Request:
Find the lines that hold the word "Chapter" and return them.

Records shown:
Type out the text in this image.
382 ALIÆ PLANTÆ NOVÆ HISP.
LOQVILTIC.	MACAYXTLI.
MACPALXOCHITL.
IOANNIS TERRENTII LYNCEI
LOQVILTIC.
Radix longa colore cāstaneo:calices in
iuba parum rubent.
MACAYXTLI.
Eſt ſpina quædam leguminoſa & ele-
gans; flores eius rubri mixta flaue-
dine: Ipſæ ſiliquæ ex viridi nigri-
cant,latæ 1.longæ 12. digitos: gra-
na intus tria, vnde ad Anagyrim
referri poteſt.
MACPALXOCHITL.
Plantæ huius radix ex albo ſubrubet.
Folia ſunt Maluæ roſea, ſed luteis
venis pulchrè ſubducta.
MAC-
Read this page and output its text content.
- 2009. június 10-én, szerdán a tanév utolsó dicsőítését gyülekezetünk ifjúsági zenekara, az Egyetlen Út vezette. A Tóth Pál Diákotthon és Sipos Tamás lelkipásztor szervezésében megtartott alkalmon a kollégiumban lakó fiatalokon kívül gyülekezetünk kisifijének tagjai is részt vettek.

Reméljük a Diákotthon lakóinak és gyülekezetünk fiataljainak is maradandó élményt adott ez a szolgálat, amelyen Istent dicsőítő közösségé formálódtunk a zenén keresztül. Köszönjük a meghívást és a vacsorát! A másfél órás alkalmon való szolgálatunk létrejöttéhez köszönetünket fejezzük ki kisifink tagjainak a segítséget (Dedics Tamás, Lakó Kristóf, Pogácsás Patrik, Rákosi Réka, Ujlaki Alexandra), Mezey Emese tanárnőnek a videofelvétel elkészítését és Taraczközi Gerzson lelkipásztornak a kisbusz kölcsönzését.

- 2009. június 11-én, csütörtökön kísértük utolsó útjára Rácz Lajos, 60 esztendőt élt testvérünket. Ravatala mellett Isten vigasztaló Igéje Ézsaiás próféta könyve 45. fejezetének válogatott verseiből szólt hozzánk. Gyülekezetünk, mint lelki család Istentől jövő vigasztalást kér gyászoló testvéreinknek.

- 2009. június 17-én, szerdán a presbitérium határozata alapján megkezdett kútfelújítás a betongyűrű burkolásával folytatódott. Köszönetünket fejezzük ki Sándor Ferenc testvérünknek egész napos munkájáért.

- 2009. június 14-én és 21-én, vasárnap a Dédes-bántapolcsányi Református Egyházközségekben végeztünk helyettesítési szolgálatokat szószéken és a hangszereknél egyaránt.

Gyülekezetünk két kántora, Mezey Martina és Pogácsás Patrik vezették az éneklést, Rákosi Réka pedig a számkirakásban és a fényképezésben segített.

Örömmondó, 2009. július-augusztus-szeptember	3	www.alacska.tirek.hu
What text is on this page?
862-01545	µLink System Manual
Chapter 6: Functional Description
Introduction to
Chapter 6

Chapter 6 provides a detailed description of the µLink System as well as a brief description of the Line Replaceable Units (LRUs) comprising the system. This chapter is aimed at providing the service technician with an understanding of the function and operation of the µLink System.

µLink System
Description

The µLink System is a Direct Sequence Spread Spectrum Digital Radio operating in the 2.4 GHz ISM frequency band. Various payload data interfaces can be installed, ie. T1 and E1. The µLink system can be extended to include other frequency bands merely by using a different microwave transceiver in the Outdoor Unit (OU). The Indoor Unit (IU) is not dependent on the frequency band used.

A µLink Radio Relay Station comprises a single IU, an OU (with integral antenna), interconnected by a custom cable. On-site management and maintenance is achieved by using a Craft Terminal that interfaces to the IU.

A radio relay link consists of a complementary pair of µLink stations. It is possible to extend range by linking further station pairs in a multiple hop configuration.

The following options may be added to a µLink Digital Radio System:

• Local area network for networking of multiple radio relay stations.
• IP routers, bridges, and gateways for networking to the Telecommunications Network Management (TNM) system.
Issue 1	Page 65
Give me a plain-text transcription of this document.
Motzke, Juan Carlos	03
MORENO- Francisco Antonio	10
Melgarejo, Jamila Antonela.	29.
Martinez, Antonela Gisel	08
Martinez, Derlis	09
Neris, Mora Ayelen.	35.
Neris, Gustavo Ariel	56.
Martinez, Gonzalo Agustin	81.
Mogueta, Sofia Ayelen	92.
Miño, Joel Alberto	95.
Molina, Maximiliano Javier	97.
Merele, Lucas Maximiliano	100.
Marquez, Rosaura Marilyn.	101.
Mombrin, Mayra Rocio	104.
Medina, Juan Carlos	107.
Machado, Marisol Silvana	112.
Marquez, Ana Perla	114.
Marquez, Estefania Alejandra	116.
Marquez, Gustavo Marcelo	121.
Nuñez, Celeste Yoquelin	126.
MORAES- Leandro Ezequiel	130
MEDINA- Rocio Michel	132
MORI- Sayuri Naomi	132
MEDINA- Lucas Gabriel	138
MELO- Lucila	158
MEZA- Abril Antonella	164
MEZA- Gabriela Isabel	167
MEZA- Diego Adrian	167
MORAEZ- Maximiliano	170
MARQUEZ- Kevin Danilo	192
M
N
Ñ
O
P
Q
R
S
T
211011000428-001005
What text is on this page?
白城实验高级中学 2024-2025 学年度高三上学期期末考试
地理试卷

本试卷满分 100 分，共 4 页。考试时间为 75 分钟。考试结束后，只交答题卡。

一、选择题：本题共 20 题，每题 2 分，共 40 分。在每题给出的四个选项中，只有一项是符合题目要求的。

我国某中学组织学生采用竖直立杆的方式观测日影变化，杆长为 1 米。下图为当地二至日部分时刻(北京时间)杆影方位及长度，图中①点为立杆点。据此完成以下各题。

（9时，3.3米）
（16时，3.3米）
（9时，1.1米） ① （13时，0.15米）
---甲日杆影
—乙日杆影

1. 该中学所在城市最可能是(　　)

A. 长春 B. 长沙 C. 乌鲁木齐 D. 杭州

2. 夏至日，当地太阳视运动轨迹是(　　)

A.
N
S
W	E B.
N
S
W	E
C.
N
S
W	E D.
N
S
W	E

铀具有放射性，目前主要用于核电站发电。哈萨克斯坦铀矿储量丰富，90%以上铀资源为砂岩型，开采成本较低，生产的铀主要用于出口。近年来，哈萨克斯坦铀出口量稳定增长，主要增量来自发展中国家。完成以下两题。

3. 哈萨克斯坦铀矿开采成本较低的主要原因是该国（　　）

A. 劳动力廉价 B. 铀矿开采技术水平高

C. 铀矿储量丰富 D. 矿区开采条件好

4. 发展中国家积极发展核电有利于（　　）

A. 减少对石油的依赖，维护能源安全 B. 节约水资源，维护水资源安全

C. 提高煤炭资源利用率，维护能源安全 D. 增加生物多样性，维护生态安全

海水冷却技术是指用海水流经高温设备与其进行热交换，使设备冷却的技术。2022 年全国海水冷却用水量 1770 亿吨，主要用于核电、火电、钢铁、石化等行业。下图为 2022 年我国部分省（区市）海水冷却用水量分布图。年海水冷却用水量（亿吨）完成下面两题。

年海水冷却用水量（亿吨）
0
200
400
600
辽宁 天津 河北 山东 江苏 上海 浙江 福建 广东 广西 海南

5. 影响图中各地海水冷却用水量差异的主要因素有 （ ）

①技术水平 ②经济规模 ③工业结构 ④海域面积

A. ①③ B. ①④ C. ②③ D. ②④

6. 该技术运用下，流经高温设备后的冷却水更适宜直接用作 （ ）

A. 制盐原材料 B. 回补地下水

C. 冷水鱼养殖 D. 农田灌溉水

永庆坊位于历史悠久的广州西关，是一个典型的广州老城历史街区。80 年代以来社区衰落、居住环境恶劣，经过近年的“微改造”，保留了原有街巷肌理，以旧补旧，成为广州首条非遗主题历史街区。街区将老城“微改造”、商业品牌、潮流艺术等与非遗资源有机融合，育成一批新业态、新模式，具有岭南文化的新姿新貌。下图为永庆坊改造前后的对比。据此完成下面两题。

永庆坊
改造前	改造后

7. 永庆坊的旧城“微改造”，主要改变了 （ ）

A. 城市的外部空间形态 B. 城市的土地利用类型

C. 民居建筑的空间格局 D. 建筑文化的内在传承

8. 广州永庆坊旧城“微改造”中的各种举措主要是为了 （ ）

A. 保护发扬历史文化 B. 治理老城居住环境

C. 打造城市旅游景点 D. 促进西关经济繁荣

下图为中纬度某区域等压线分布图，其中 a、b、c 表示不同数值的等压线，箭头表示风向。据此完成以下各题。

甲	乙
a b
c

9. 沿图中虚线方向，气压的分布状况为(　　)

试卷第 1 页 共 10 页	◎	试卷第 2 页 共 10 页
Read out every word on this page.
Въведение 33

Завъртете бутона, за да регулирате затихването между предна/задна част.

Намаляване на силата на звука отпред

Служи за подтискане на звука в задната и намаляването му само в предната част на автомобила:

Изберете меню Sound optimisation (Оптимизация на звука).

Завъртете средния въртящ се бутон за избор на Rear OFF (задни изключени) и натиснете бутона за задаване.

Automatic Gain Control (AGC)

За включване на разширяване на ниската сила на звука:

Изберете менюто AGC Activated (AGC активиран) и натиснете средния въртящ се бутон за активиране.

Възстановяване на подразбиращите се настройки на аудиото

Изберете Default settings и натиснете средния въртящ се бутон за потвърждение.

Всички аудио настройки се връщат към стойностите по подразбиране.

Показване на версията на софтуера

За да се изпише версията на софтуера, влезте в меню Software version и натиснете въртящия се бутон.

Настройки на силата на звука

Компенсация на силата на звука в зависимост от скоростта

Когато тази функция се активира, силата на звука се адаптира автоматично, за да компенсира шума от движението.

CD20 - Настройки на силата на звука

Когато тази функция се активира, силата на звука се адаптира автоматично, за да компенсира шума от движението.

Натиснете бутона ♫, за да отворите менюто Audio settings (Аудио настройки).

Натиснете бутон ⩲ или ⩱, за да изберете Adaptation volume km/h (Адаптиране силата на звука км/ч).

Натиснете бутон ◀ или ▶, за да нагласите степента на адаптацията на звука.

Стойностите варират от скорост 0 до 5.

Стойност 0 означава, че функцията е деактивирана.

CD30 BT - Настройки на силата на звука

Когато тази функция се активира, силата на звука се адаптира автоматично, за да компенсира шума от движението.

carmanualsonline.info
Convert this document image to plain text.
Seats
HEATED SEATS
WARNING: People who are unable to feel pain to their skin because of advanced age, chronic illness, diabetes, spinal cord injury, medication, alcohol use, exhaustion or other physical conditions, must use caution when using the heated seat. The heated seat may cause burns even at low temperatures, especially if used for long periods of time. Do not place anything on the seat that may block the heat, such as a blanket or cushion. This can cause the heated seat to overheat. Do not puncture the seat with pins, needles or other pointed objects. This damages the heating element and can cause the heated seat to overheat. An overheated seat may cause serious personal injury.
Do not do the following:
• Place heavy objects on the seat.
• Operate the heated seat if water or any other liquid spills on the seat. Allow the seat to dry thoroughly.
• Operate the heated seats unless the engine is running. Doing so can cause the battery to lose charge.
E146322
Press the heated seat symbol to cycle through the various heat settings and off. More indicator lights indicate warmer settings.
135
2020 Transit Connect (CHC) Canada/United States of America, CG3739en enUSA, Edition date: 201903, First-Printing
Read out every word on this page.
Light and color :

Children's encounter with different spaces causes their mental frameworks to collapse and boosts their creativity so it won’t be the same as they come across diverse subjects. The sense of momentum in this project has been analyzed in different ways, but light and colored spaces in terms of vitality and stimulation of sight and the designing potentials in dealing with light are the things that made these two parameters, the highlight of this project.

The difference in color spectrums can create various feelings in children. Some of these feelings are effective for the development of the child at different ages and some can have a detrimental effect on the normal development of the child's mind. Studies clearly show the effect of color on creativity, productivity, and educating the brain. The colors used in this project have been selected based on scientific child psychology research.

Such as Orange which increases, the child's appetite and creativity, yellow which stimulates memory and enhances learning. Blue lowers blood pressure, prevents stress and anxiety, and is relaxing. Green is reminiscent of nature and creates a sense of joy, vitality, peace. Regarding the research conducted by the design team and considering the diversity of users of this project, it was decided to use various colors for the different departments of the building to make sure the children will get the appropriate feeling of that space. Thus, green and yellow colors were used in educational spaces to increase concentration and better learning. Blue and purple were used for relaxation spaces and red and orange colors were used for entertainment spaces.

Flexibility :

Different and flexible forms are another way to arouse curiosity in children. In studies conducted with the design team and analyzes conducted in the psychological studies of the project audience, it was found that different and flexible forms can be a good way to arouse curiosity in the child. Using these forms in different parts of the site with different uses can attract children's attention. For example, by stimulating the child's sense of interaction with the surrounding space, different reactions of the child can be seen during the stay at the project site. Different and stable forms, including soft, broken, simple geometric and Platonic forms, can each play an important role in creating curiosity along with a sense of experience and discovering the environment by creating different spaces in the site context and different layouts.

Response to the task:
Chapter 6: Functional Description
Chapter 6
Chapter 6 provides a detailed description of the µLink System as well as a brief description of the Line Replaceable Units (LRUs) comprising the system. This chapter is aimed at providing the service technician with an understanding of the function and operation of the µLink System.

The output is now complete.